## start Listed entries

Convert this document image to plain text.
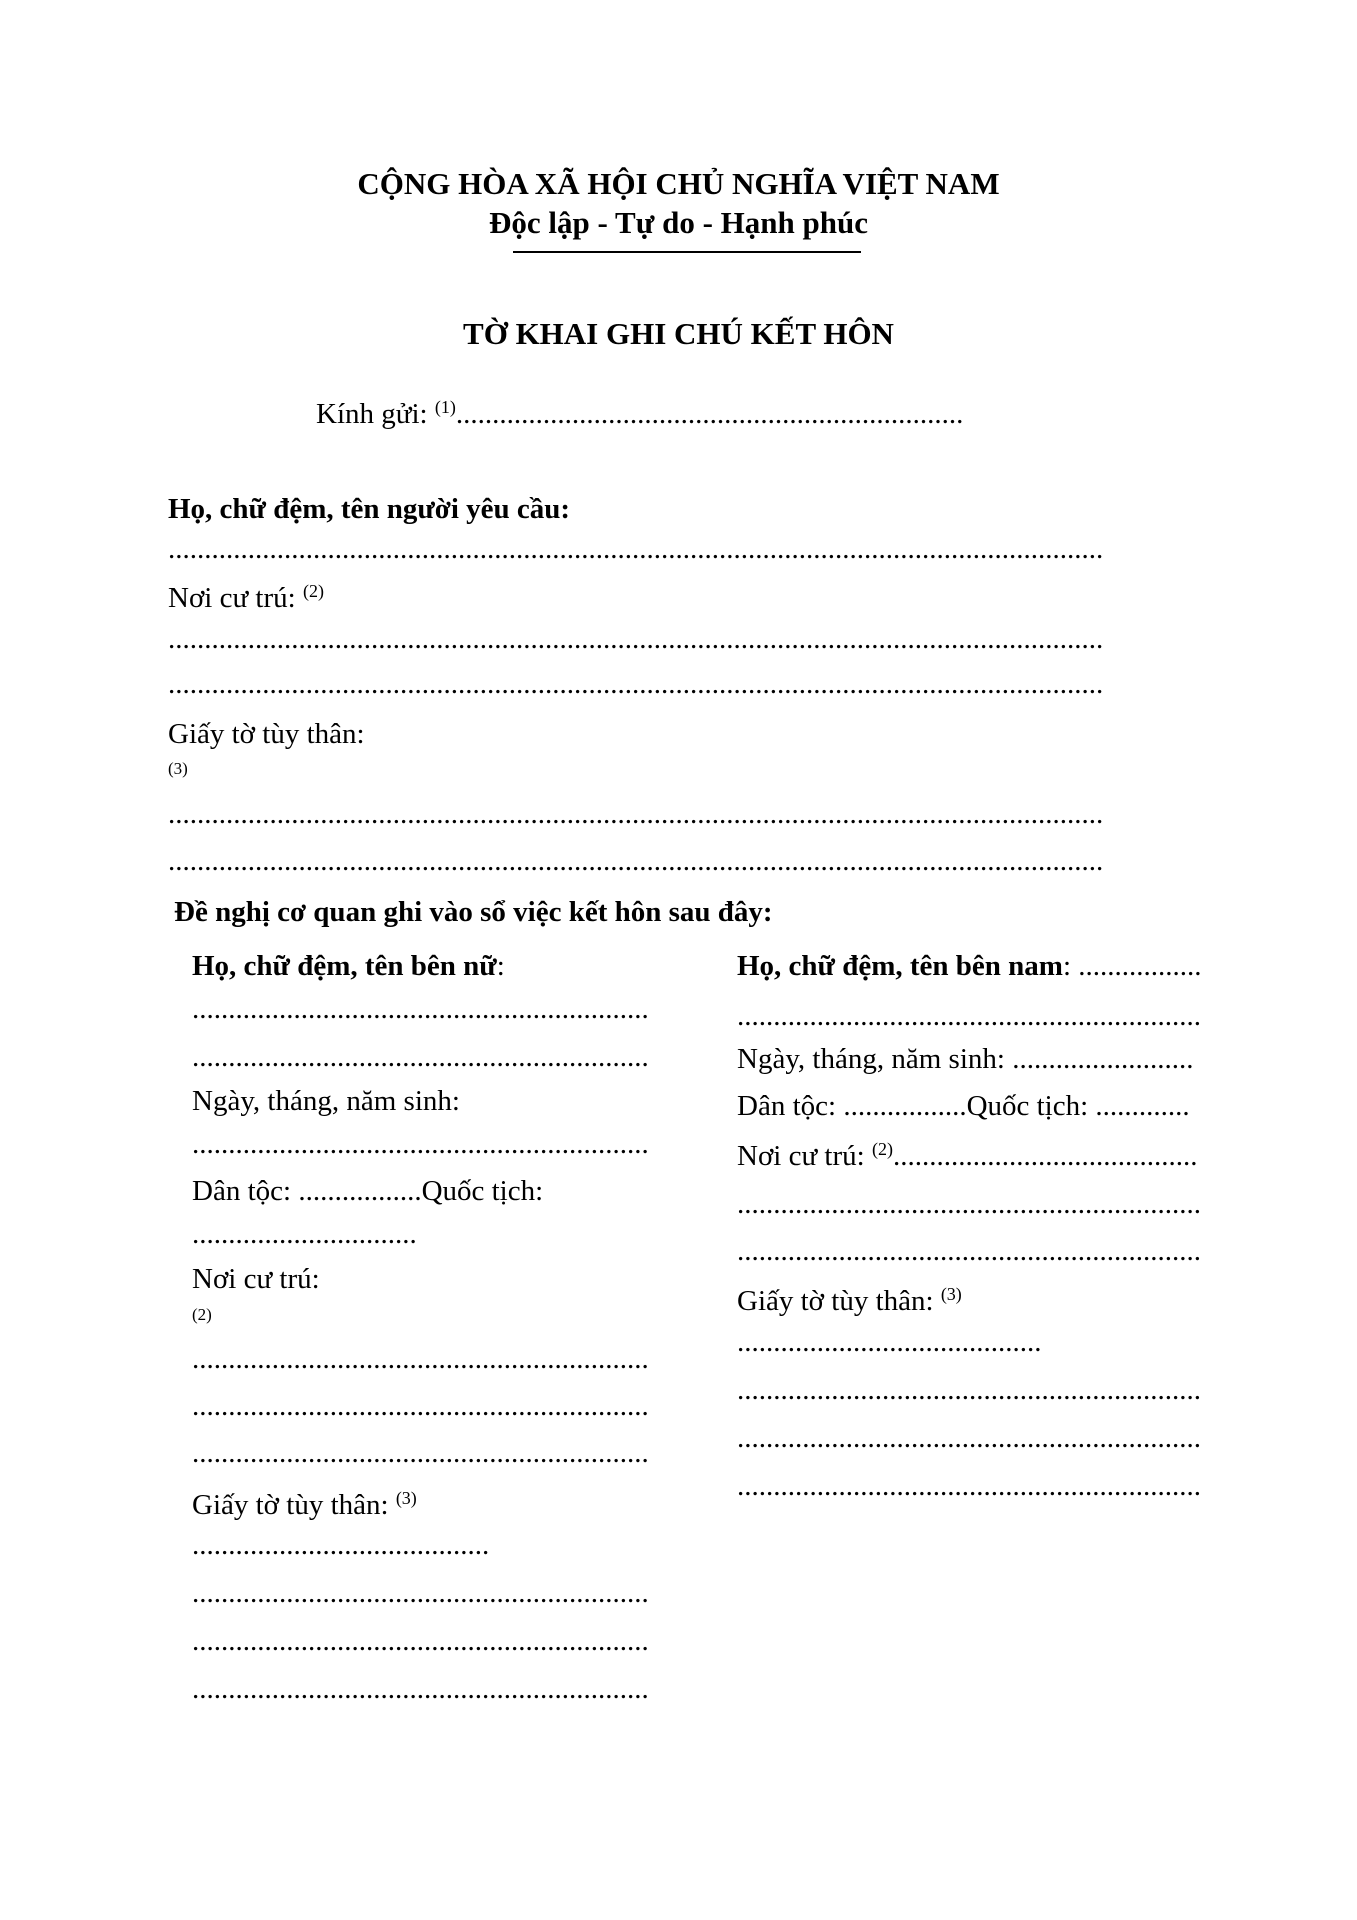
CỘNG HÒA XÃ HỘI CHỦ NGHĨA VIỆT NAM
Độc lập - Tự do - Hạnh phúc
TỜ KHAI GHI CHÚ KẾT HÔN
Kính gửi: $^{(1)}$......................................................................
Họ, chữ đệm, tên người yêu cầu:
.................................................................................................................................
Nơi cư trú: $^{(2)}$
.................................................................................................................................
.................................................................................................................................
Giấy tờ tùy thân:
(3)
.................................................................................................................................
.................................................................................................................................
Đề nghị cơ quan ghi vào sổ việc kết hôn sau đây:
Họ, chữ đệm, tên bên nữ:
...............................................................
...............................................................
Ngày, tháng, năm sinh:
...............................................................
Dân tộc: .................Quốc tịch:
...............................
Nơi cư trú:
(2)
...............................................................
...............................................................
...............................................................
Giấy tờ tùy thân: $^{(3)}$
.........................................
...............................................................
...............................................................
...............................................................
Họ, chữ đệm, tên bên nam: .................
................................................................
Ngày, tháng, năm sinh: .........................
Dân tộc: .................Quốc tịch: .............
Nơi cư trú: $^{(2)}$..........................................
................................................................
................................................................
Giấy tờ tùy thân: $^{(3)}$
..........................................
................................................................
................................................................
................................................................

## end Listed entries

_Task instructions_
Each record must be quoted in full and exactly. Do not include the pictures.

_Written response_
Convert this document image to plain text.
CỘNG HÒA XÃ HỘI CHỦ NGHĨA VIỆT NAM
Độc lập - Tự do - Hạnh phúc
TỜ KHAI GHI CHÚ KẾT HÔN
Kính gửi: $^{(1)}$......................................................................
Họ, chữ đệm, tên người yêu cầu:
.................................................................................................................................
Nơi cư trú: $^{(2)}$
.................................................................................................................................
.................................................................................................................................
Giấy tờ tùy thân:
(3)
.................................................................................................................................
.................................................................................................................................
Đề nghị cơ quan ghi vào sổ việc kết hôn sau đây:
Họ, chữ đệm, tên bên nữ:
...............................................................
...............................................................
Ngày, tháng, năm sinh:
...............................................................
Dân tộc: .................Quốc tịch:
...............................
Nơi cư trú:
(2)
...............................................................
...............................................................
...............................................................
Giấy tờ tùy thân: $^{(3)}$
.........................................
...............................................................
...............................................................
...............................................................
Họ, chữ đệm, tên bên nam: .................
................................................................
Ngày, tháng, năm sinh: .........................
Dân tộc: .................Quốc tịch: .............
Nơi cư trú: $^{(2)}$..........................................
................................................................
................................................................
Giấy tờ tùy thân: $^{(3)}$
..........................................
................................................................
................................................................
................................................................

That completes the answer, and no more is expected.